>> Start Extracted data

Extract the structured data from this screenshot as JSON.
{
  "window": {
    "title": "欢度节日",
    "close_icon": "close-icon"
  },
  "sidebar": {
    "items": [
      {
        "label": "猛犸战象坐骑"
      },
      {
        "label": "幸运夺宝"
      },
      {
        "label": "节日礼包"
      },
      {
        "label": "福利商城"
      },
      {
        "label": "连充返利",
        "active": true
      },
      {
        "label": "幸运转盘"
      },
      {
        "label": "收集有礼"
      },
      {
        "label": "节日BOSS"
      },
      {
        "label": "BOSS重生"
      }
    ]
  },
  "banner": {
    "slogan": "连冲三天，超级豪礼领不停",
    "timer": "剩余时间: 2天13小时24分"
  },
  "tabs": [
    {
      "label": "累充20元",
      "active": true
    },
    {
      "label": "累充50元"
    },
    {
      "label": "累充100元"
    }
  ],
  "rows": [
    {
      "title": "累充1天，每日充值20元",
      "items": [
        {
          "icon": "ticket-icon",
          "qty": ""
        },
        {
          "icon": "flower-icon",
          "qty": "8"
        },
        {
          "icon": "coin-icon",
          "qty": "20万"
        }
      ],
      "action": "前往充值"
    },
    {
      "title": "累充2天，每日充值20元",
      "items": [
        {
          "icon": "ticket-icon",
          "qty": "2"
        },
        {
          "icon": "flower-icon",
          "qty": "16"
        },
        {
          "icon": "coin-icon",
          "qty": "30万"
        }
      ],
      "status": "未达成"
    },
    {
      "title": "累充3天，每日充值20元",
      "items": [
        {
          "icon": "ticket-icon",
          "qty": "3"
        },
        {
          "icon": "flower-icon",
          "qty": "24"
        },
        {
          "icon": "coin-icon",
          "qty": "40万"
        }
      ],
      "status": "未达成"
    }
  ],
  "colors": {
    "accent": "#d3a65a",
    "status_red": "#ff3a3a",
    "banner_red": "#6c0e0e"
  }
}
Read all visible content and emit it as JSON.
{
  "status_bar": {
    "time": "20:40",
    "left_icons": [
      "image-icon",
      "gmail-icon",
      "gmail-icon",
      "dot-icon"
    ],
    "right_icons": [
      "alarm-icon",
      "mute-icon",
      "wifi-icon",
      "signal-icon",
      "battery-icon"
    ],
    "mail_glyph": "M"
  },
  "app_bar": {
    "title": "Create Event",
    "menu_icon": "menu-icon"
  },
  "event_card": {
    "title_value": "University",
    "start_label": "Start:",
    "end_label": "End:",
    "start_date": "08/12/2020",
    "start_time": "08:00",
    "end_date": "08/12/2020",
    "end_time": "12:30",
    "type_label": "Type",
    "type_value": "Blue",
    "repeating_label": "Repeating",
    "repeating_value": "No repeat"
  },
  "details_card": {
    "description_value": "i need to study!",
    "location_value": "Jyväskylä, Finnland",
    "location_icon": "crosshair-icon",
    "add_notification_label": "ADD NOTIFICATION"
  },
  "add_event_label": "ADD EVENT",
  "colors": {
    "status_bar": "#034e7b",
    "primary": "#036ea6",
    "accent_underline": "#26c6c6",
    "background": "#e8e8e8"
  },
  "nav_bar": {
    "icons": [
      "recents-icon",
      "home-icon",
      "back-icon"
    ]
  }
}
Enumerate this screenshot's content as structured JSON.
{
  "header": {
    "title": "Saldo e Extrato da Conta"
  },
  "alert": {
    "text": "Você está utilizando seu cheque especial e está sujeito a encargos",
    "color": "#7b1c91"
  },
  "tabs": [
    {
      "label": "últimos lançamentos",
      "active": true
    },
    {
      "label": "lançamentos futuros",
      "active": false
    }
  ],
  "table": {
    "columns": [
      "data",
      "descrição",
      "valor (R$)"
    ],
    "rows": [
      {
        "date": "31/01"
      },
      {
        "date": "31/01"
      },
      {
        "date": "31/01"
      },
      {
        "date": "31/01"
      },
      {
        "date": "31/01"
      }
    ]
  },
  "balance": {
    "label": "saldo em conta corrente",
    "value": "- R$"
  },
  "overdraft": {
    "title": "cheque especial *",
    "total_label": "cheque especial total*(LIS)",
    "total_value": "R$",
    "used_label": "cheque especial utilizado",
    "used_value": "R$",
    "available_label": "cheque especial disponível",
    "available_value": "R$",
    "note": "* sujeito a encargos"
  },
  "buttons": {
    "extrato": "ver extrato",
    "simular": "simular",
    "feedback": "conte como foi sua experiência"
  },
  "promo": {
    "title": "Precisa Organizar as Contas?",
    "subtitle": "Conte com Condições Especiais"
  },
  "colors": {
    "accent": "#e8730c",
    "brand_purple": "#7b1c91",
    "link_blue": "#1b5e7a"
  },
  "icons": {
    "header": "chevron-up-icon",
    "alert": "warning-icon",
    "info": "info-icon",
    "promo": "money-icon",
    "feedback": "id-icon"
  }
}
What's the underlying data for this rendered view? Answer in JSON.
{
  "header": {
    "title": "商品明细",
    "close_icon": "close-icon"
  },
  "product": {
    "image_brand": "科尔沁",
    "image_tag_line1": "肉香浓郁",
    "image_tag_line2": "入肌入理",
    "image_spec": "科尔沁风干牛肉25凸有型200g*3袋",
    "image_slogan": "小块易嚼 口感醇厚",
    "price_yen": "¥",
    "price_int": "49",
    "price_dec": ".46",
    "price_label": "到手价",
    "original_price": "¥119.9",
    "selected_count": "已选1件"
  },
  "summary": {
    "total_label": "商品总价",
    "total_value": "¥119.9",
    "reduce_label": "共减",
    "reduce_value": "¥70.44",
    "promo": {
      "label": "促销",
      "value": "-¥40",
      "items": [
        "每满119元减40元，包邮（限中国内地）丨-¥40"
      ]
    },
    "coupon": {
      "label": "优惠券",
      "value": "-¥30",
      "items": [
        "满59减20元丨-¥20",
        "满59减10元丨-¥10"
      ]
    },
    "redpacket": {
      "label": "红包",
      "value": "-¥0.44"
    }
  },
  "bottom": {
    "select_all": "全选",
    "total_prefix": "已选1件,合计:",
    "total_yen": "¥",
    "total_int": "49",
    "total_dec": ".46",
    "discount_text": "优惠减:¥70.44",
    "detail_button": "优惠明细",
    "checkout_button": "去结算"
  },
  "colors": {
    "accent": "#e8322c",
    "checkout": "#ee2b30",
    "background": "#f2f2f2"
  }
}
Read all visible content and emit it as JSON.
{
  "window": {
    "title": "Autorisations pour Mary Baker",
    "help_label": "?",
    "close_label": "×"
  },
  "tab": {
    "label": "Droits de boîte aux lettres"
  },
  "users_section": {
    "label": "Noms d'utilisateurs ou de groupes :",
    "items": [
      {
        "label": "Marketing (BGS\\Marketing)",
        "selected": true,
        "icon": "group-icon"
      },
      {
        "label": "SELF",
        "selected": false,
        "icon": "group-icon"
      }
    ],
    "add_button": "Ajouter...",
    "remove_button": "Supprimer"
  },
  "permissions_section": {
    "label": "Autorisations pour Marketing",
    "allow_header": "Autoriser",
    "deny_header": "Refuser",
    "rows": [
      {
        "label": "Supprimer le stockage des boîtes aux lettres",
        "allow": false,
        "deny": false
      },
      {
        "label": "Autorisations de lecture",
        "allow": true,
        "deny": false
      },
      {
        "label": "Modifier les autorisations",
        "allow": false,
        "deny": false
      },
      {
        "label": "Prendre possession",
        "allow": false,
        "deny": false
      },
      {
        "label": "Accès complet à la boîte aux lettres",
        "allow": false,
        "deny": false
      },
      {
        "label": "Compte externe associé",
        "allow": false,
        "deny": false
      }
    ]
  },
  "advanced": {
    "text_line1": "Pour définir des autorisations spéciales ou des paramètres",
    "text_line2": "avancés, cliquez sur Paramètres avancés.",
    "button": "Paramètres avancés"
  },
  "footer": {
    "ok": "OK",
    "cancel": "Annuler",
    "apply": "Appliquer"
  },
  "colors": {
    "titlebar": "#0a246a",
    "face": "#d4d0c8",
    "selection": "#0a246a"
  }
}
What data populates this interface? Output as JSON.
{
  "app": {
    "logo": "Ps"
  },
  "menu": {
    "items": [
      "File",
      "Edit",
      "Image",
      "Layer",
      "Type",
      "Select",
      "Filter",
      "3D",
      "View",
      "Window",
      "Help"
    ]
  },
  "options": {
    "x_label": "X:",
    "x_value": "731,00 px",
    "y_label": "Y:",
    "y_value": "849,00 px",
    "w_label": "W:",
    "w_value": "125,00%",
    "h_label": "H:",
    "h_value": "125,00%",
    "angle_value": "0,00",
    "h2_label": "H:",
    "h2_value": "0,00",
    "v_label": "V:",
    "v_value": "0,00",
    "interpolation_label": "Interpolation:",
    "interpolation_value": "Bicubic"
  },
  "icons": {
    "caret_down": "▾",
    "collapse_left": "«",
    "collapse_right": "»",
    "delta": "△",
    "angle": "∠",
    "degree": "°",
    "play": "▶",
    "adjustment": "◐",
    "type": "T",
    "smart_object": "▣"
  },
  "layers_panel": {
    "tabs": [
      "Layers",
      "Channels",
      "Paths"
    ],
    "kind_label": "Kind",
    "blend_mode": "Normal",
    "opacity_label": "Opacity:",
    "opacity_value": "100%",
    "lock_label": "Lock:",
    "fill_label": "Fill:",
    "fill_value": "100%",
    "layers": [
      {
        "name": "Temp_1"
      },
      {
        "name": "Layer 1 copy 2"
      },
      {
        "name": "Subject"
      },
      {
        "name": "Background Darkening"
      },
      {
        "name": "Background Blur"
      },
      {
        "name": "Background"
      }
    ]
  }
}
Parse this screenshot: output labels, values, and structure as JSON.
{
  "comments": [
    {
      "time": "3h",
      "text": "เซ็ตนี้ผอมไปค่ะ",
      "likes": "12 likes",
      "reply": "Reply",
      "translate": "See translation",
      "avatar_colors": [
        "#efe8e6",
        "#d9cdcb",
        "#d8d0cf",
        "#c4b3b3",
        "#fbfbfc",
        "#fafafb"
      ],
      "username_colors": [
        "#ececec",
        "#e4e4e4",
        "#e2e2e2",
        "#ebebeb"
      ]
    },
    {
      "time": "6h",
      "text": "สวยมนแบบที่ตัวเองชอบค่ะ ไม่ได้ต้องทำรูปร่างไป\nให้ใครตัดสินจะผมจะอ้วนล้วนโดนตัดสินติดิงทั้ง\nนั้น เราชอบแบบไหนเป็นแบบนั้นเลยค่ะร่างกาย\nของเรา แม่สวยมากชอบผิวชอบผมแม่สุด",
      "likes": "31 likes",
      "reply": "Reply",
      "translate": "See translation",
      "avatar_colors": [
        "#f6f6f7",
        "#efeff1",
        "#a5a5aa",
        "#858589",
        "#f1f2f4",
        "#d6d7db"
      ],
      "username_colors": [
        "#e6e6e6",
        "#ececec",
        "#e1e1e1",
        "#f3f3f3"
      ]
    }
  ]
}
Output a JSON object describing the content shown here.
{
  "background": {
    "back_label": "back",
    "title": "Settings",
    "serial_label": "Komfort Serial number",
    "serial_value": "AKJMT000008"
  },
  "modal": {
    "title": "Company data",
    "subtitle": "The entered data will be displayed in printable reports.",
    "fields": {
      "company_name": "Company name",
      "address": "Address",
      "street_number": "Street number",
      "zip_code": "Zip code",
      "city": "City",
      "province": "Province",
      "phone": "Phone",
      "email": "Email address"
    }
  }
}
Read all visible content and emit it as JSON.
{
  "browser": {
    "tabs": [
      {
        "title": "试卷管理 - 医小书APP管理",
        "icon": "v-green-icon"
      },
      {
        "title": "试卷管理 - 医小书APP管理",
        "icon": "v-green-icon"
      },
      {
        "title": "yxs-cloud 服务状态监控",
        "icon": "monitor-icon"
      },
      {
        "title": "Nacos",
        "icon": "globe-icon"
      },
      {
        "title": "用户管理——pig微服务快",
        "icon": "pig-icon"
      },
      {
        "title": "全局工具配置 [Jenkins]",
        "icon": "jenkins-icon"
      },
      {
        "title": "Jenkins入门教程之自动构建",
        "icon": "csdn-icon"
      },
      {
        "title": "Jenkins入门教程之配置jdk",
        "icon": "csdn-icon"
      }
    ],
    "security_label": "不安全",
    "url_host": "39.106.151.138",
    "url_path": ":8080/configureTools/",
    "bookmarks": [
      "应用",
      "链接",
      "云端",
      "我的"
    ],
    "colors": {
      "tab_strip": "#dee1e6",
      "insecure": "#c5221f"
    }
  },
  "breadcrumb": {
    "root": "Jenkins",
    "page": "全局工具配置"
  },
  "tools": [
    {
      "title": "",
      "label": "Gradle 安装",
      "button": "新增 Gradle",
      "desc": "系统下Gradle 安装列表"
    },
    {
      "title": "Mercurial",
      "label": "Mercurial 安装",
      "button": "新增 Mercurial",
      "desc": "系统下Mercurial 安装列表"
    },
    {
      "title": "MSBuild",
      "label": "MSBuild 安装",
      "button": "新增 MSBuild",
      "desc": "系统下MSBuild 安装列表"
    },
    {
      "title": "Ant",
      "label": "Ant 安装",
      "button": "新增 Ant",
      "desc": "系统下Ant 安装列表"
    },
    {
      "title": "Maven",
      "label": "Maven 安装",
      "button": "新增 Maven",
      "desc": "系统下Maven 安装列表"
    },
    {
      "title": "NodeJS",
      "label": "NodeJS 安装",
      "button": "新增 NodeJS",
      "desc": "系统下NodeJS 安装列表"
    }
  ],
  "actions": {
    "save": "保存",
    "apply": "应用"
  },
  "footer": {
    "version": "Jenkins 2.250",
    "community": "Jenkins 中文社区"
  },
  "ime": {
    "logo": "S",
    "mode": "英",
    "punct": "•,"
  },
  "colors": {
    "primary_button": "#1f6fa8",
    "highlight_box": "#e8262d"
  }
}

>> End Extracted data

What the exercise asks:
In the listing above, find the lines holding the word "number" and copy them.

Solution for this problem:
    "serial_label": "Komfort Serial number",
      "street_number": "Street number",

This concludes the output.